Exercise details: Reproduce word for word the stretch of lines from the one containing "- source-caption: 출처:LF몰: [661, 450, 700, 460]" through the one containing "- quantity-selected: 선택: [491, 320, 506, 330]", including both of those lines, and nothing else.

Region annotation entries:
+---+

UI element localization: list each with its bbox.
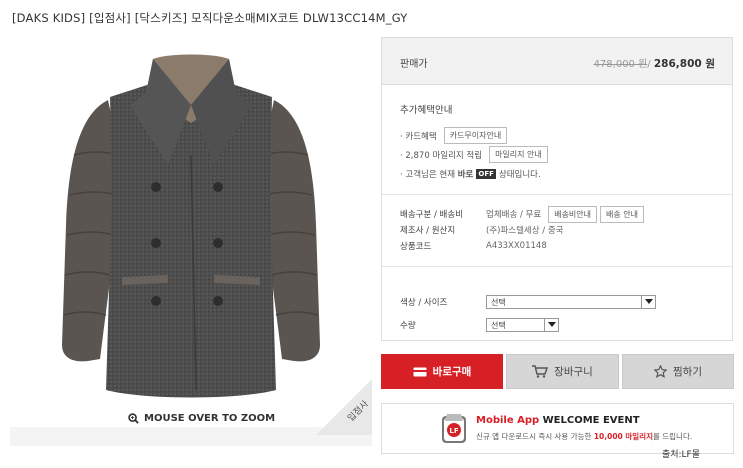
- source-caption: 출처:LF몰: [661, 450, 700, 460]
- shipping-info: 배송구분 / 배송비 업체배송 / 무료 배송비안내 배송 안내 제조사 / 원…: [400, 205, 644, 254]
- mileage-row: · 2,870 마일리지 적립 마일리지 안내: [400, 145, 720, 164]
- quantity-label: 수량: [400, 320, 416, 331]
- product-image-area[interactable]: 입점사 MOUSE OVER TO ZOOM: [10, 37, 372, 446]
- chevron-down-icon: [641, 295, 655, 308]
- cart-icon: [532, 365, 549, 378]
- quantity-selected: 선택: [491, 320, 506, 330]
- color-size-row: 색상 / 사이즈 선택: [400, 290, 656, 313]
- shipping-label: 배송구분 / 배송비: [400, 210, 464, 220]
- price-separator: /: [647, 59, 651, 70]
- wishlist-button[interactable]: 찜하기: [622, 354, 734, 389]
- coat-image: [62, 54, 320, 398]
- card-benefit-label: · 카드혜택: [400, 131, 437, 142]
- shipping-fee-button[interactable]: 배송비안내: [548, 205, 598, 223]
- price-values: 478,000 원/ 286,800 원: [594, 55, 715, 71]
- cart-label: 장바구니: [554, 366, 593, 378]
- magnifier-icon: [128, 413, 139, 424]
- product-image[interactable]: 입점사: [10, 37, 372, 435]
- app-banner-title-red: Mobile App: [476, 415, 540, 426]
- buy-now-label: 바로구매: [432, 366, 472, 378]
- status-off-badge: OFF: [476, 168, 496, 179]
- logo-text: LF: [449, 427, 458, 435]
- status-prefix: · 고객님은 현재: [400, 169, 456, 180]
- benefit-section: 추가혜택안내 · 카드혜택 카드무이자안내 · 2,870 마일리지 적립 마일…: [400, 102, 720, 183]
- card-installment-button[interactable]: 카드무이자안내: [443, 127, 508, 144]
- buy-now-button[interactable]: 바로구매: [381, 354, 503, 389]
- price-label: 판매가: [400, 59, 428, 70]
- shipping-guide-button[interactable]: 배송 안내: [600, 205, 644, 223]
- app-banner-sub-prefix: 신규 앱 다운로드시 즉시 사용 가능한: [476, 432, 592, 441]
- quantity-select[interactable]: 선택: [486, 317, 559, 332]
- option-section: 색상 / 사이즈 선택 수량 선택: [400, 290, 656, 336]
- original-price: 478,000 원: [593, 59, 648, 70]
- status-bold: 바로: [457, 169, 474, 180]
- card-benefit-row: · 카드혜택 카드무이자안내: [400, 126, 720, 145]
- app-banner-sub-suffix: 를 드립니다.: [652, 432, 693, 441]
- product-info-panel: 판매가 478,000 원/ 286,800 원 추가혜택안내 · 카드혜택 카…: [381, 37, 733, 341]
- color-size-select[interactable]: 선택: [486, 294, 656, 309]
- app-banner-sub-highlight: 10,000 마일리지: [593, 432, 653, 441]
- maker-row: 제조사 / 원산지 (주)파스텔세상 / 중국: [400, 222, 644, 238]
- credit-card-icon: [413, 367, 427, 376]
- member-status-row: · 고객님은 현재 바로 OFF 상태입니다.: [400, 164, 720, 183]
- status-suffix: 상태입니다.: [498, 169, 541, 180]
- shipping-value: 업체배송 / 무료: [486, 210, 542, 220]
- product-code-value: A433XX01148: [486, 241, 547, 251]
- product-code-label: 상품코드: [400, 242, 432, 252]
- app-banner-title-black: WELCOME EVENT: [542, 415, 640, 426]
- chevron-down-icon: [544, 318, 558, 331]
- quantity-row: 수량 선택: [400, 313, 656, 336]
- color-size-selected: 선택: [491, 297, 506, 307]
- product-title: [DAKS KIDS] [입점사] [닥스키즈] 모직다운소매MIX코트 DLW…: [12, 11, 408, 25]
- divider: [382, 194, 732, 195]
- mileage-info-button[interactable]: 마일리지 안내: [489, 146, 548, 163]
- maker-label: 제조사 / 원산지: [400, 226, 456, 236]
- star-icon: [654, 365, 667, 378]
- wishlist-label: 찜하기: [673, 366, 702, 378]
- lf-app-logo-icon: LF: [442, 414, 466, 443]
- color-size-label: 색상 / 사이즈: [400, 297, 448, 308]
- app-banner-title: Mobile App WELCOME EVENT: [476, 415, 640, 426]
- add-to-cart-button[interactable]: 장바구니: [506, 354, 619, 389]
- sale-price: 286,800 원: [653, 58, 715, 70]
- shipping-row: 배송구분 / 배송비 업체배송 / 무료 배송비안내 배송 안내: [400, 205, 644, 223]
- divider: [382, 266, 732, 267]
- mileage-label: · 2,870 마일리지 적립: [400, 150, 483, 161]
- maker-value: (주)파스텔세상 / 중국: [486, 226, 564, 236]
- zoom-label: MOUSE OVER TO ZOOM: [144, 413, 276, 424]
- app-banner-subtitle: 신규 앱 다운로드시 즉시 사용 가능한 10,000 마일리지를 드립니다.: [476, 431, 692, 442]
- benefit-title: 추가혜택안내: [400, 105, 453, 116]
- product-code-row: 상품코드 A433XX01148: [400, 238, 644, 254]
- vendor-badge: 입점사: [316, 379, 372, 435]
- price-row: 판매가 478,000 원/ 286,800 원: [382, 38, 732, 85]
- zoom-hint: MOUSE OVER TO ZOOM: [128, 413, 275, 424]
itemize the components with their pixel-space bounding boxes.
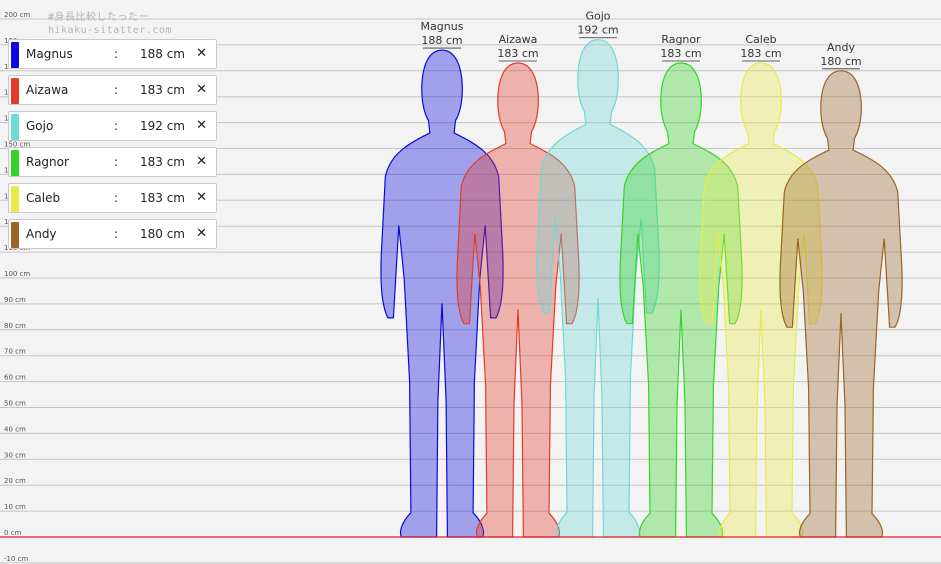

+---+

Task output:
- source-caption: 출처:LF몰: [661, 450, 700, 460]
- shipping-info: 배송구분 / 배송비 업체배송 / 무료 배송비안내 배송 안내 제조사 / 원…: [400, 205, 644, 254]
- mileage-row: · 2,870 마일리지 적립 마일리지 안내: [400, 145, 720, 164]
- quantity-label: 수량: [400, 320, 416, 331]
- product-image-area[interactable]: 입점사 MOUSE OVER TO ZOOM: [10, 37, 372, 446]
- chevron-down-icon: [641, 295, 655, 308]
- cart-icon: [532, 365, 549, 378]
- quantity-selected: 선택: [491, 320, 506, 330]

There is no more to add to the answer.